======== Exercise input

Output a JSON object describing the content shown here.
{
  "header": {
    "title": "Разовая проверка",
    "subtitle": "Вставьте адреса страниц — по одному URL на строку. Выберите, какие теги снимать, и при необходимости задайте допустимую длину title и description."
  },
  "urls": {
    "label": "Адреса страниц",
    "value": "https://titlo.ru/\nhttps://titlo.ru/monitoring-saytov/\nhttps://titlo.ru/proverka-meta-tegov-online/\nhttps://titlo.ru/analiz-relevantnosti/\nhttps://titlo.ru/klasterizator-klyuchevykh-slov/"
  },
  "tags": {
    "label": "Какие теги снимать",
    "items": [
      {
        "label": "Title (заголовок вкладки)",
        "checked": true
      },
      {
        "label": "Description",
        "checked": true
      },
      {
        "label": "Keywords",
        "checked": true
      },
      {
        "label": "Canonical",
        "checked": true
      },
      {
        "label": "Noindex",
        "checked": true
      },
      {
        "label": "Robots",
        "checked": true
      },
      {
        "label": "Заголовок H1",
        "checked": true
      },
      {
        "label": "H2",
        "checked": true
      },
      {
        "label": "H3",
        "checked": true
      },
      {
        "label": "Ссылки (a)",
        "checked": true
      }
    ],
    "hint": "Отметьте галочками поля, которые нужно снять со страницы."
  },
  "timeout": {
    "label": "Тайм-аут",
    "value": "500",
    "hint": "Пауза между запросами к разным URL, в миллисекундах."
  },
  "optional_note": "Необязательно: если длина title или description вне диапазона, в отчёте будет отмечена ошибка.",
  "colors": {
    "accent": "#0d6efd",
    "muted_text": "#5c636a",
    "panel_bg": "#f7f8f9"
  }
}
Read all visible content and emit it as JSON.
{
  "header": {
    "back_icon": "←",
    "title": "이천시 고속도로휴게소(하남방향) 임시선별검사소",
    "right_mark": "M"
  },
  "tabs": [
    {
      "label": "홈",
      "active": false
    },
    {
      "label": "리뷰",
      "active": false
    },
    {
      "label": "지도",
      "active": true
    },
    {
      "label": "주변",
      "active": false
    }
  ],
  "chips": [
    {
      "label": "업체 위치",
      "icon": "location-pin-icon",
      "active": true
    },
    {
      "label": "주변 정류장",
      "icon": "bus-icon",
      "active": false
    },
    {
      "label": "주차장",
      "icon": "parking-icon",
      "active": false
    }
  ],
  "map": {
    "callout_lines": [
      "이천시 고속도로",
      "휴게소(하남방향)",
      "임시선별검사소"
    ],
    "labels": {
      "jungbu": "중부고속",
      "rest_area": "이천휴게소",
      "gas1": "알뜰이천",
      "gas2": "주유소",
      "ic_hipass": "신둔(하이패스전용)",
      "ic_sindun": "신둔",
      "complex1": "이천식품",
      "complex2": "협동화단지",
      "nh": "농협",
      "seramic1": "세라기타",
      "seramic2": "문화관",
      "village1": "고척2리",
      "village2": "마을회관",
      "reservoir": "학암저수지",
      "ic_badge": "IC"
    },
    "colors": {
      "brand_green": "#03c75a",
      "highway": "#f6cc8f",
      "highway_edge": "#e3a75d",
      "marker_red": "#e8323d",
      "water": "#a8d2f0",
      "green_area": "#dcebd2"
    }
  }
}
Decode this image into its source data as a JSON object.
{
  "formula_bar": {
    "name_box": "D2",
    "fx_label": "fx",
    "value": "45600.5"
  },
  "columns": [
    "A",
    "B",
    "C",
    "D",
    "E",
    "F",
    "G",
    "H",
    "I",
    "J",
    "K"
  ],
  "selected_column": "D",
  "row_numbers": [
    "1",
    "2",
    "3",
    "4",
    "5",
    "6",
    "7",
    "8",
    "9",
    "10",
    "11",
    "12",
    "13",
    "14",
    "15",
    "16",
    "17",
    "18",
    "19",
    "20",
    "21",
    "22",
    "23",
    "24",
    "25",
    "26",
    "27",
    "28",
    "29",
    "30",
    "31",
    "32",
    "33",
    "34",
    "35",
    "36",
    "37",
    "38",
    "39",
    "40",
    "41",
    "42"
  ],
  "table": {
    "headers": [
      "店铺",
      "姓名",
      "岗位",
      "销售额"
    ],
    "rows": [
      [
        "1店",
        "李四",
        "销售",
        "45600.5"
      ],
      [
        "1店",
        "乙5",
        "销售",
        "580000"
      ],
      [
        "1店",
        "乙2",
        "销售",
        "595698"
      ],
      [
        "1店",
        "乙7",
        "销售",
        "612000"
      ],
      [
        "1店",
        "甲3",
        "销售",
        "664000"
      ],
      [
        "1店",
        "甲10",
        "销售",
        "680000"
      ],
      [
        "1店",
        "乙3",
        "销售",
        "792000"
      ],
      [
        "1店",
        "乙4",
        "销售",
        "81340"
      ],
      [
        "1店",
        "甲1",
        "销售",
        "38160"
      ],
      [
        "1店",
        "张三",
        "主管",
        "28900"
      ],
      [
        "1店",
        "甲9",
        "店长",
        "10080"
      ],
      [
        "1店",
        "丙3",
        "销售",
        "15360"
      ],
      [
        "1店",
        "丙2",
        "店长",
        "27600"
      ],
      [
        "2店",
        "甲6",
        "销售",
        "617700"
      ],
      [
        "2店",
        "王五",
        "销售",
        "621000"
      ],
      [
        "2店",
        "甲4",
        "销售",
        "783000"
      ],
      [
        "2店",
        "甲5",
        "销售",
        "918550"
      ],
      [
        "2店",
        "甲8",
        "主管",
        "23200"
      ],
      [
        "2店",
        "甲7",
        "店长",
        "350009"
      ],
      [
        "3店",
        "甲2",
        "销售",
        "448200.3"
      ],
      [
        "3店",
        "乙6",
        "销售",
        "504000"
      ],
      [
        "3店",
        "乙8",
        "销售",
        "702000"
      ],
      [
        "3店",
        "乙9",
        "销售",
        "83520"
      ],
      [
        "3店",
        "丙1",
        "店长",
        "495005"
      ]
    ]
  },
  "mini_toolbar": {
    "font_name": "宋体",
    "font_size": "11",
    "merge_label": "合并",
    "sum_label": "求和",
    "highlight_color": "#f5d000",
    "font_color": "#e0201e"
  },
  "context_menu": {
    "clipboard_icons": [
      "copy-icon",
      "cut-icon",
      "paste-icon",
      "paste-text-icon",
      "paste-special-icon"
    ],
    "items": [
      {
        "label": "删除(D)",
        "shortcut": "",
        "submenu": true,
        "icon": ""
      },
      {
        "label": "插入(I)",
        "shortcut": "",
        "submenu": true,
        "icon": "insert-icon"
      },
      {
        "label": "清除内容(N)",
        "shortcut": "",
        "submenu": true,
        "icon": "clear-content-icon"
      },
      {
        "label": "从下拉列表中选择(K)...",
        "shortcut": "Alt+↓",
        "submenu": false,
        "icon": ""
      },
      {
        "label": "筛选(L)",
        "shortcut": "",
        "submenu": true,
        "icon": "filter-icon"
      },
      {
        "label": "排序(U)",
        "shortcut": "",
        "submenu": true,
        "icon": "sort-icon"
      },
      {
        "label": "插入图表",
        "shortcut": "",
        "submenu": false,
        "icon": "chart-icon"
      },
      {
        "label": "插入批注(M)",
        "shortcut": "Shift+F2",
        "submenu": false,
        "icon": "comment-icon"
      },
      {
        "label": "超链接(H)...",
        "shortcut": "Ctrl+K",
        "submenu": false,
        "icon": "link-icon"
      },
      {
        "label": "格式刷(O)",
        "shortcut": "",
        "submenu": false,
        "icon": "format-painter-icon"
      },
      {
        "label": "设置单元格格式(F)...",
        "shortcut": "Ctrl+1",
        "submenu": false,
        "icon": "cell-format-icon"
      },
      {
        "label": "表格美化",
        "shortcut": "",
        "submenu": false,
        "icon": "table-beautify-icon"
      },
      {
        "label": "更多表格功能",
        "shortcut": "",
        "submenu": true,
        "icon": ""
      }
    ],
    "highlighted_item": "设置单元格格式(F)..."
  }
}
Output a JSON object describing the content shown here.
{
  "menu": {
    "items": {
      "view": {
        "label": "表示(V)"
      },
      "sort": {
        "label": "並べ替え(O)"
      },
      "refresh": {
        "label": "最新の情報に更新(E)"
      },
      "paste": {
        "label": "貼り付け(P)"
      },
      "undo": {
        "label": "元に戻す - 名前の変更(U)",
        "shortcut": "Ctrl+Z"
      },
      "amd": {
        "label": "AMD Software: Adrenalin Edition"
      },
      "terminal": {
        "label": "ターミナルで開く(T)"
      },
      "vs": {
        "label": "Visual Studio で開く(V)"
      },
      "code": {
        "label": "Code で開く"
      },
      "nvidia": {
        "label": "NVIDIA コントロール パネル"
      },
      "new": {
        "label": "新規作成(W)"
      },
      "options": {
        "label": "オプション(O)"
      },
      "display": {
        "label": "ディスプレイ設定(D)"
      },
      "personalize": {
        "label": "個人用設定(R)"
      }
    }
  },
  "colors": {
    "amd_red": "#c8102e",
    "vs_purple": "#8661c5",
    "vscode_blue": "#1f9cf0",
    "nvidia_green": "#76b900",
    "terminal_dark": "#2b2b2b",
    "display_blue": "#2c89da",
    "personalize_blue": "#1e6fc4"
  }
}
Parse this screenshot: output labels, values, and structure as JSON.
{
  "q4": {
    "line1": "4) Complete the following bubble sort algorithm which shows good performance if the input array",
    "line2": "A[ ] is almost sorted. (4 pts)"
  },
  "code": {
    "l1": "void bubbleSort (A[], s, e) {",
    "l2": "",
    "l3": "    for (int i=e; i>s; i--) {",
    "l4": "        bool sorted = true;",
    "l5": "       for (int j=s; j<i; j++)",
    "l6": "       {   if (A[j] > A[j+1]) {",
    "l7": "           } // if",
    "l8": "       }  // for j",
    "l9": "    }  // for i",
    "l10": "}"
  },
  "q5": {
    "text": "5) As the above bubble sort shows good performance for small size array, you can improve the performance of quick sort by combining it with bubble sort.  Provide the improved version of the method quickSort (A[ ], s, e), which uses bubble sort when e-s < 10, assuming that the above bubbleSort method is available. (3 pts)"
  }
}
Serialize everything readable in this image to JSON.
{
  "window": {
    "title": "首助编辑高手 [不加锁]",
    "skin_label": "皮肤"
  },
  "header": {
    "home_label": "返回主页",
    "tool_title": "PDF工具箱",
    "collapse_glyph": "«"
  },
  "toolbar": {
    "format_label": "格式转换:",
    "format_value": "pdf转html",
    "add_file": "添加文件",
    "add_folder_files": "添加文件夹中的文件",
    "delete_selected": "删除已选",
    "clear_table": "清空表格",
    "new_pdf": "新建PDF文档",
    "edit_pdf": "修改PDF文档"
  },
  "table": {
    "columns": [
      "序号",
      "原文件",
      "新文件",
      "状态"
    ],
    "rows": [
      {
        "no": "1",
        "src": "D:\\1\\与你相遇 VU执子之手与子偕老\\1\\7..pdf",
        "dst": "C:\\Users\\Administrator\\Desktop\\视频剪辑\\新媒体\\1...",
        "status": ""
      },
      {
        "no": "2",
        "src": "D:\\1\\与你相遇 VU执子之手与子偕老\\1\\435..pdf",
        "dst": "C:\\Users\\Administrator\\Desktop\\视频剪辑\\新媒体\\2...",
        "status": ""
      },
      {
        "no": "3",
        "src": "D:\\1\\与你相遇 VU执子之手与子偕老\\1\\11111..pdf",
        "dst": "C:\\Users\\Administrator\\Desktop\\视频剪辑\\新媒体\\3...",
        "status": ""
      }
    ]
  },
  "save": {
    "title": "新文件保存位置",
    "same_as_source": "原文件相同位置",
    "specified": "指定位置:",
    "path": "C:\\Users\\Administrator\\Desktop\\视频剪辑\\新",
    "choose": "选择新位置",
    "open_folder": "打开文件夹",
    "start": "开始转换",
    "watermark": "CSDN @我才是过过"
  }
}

================

• _Written instruction_
Copy every line in the records above that contains the word "JSON".

• _Right answer_
Output a JSON object describing the content shown here.
Read all visible content and emit it as JSON.
Decode this image into its source data as a JSON object.
Output a JSON object describing the content shown here.
Parse this screenshot: output labels, values, and structure as JSON.
Serialize everything readable in this image to JSON.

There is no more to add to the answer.